** Start of DATASET ENTRIES **

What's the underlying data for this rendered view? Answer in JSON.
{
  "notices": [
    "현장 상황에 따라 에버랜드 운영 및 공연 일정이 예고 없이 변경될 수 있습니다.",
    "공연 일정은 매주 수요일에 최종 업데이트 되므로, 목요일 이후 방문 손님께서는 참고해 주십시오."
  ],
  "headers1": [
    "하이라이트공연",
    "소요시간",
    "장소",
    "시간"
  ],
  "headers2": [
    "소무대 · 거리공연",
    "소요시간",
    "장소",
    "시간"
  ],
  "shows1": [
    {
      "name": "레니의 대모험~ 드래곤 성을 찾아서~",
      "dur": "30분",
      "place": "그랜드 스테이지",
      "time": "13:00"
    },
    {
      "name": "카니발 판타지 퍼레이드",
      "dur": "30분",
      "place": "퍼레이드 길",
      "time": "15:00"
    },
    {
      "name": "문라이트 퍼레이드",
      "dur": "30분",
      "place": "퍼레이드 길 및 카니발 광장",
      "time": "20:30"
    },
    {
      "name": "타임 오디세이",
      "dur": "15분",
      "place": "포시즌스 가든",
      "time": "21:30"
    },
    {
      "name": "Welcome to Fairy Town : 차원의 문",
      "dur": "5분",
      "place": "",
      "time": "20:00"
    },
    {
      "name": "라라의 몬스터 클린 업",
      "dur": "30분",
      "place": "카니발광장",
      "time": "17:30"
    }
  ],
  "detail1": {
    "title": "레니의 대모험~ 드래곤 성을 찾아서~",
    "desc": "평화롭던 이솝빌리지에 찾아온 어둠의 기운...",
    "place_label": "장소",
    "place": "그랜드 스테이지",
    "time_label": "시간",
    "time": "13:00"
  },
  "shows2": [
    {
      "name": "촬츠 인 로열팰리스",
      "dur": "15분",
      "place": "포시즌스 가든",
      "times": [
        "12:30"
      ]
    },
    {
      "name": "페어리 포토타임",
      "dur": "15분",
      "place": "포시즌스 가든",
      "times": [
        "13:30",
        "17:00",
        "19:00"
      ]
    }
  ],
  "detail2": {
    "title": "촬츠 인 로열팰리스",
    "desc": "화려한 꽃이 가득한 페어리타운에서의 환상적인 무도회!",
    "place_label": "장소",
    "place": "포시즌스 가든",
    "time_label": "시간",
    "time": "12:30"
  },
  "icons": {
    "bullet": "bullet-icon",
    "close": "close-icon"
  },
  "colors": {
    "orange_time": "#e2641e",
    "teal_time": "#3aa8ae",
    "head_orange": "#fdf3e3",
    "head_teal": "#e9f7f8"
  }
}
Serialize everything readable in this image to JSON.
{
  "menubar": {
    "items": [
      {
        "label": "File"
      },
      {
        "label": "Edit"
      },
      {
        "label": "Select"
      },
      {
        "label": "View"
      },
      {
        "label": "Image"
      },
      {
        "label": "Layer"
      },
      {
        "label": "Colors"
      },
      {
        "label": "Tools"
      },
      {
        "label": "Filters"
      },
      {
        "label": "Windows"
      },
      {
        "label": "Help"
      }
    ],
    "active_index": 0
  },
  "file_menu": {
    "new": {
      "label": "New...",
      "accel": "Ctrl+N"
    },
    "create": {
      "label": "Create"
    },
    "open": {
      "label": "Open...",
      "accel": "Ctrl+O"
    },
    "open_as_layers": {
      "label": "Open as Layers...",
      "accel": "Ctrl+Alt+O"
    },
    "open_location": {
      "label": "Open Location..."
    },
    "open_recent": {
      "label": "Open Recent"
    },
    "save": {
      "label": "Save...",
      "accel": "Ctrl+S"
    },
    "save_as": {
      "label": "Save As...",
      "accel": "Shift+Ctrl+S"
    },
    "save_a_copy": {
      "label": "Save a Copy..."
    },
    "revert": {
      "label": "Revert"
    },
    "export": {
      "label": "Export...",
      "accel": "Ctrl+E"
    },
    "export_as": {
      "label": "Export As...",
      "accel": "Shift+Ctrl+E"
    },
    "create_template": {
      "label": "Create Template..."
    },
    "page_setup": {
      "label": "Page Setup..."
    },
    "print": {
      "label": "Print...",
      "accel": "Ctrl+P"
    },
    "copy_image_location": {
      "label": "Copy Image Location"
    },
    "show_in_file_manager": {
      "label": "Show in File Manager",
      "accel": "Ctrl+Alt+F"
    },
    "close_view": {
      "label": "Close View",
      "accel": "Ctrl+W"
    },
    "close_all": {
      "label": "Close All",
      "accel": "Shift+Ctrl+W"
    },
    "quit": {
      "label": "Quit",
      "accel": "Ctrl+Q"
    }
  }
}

** End of DATASET ENTRIES **

— STATED GOAL —
Copy all the records above exactly, missing none.

— RESULT BELOW —
What's the underlying data for this rendered view? Answer in JSON.
{
  "notices": [
    "현장 상황에 따라 에버랜드 운영 및 공연 일정이 예고 없이 변경될 수 있습니다.",
    "공연 일정은 매주 수요일에 최종 업데이트 되므로, 목요일 이후 방문 손님께서는 참고해 주십시오."
  ],
  "headers1": [
    "하이라이트공연",
    "소요시간",
    "장소",
    "시간"
  ],
  "headers2": [
    "소무대 · 거리공연",
    "소요시간",
    "장소",
    "시간"
  ],
  "shows1": [
    {
      "name": "레니의 대모험~ 드래곤 성을 찾아서~",
      "dur": "30분",
      "place": "그랜드 스테이지",
      "time": "13:00"
    },
    {
      "name": "카니발 판타지 퍼레이드",
      "dur": "30분",
      "place": "퍼레이드 길",
      "time": "15:00"
    },
    {
      "name": "문라이트 퍼레이드",
      "dur": "30분",
      "place": "퍼레이드 길 및 카니발 광장",
      "time": "20:30"
    },
    {
      "name": "타임 오디세이",
      "dur": "15분",
      "place": "포시즌스 가든",
      "time": "21:30"
    },
    {
      "name": "Welcome to Fairy Town : 차원의 문",
      "dur": "5분",
      "place": "",
      "time": "20:00"
    },
    {
      "name": "라라의 몬스터 클린 업",
      "dur": "30분",
      "place": "카니발광장",
      "time": "17:30"
    }
  ],
  "detail1": {
    "title": "레니의 대모험~ 드래곤 성을 찾아서~",
    "desc": "평화롭던 이솝빌리지에 찾아온 어둠의 기운...",
    "place_label": "장소",
    "place": "그랜드 스테이지",
    "time_label": "시간",
    "time": "13:00"
  },
  "shows2": [
    {
      "name": "촬츠 인 로열팰리스",
      "dur": "15분",
      "place": "포시즌스 가든",
      "times": [
        "12:30"
      ]
    },
    {
      "name": "페어리 포토타임",
      "dur": "15분",
      "place": "포시즌스 가든",
      "times": [
        "13:30",
        "17:00",
        "19:00"
      ]
    }
  ],
  "detail2": {
    "title": "촬츠 인 로열팰리스",
    "desc": "화려한 꽃이 가득한 페어리타운에서의 환상적인 무도회!",
    "place_label": "장소",
    "place": "포시즌스 가든",
    "time_label": "시간",
    "time": "12:30"
  },
  "icons": {
    "bullet": "bullet-icon",
    "close": "close-icon"
  },
  "colors": {
    "orange_time": "#e2641e",
    "teal_time": "#3aa8ae",
    "head_orange": "#fdf3e3",
    "head_teal": "#e9f7f8"
  }
}
Serialize everything readable in this image to JSON.
{
  "menubar": {
    "items": [
      {
        "label": "File"
      },
      {
        "label": "Edit"
      },
      {
        "label": "Select"
      },
      {
        "label": "View"
      },
      {
        "label": "Image"
      },
      {
        "label": "Layer"
      },
      {
        "label": "Colors"
      },
      {
        "label": "Tools"
      },
      {
        "label": "Filters"
      },
      {
        "label": "Windows"
      },
      {
        "label": "Help"
      }
    ],
    "active_index": 0
  },
  "file_menu": {
    "new": {
      "label": "New...",
      "accel": "Ctrl+N"
    },
    "create": {
      "label": "Create"
    },
    "open": {
      "label": "Open...",
      "accel": "Ctrl+O"
    },
    "open_as_layers": {
      "label": "Open as Layers...",
      "accel": "Ctrl+Alt+O"
    },
    "open_location": {
      "label": "Open Location..."
    },
    "open_recent": {
      "label": "Open Recent"
    },
    "save": {
      "label": "Save...",
      "accel": "Ctrl+S"
    },
    "save_as": {
      "label": "Save As...",
      "accel": "Shift+Ctrl+S"
    },
    "save_a_copy": {
      "label": "Save a Copy..."
    },
    "revert": {
      "label": "Revert"
    },
    "export": {
      "label": "Export...",
      "accel": "Ctrl+E"
    },
    "export_as": {
      "label": "Export As...",
      "accel": "Shift+Ctrl+E"
    },
    "create_template": {
      "label": "Create Template..."
    },
    "page_setup": {
      "label": "Page Setup..."
    },
    "print": {
      "label": "Print...",
      "accel": "Ctrl+P"
    },
    "copy_image_location": {
      "label": "Copy Image Location"
    },
    "show_in_file_manager": {
      "label": "Show in File Manager",
      "accel": "Ctrl+Alt+F"
    },
    "close_view": {
      "label": "Close View",
      "accel": "Ctrl+W"
    },
    "close_all": {
      "label": "Close All",
      "accel": "Shift+Ctrl+W"
    },
    "quit": {
      "label": "Quit",
      "accel": "Ctrl+Q"
    }
  }
}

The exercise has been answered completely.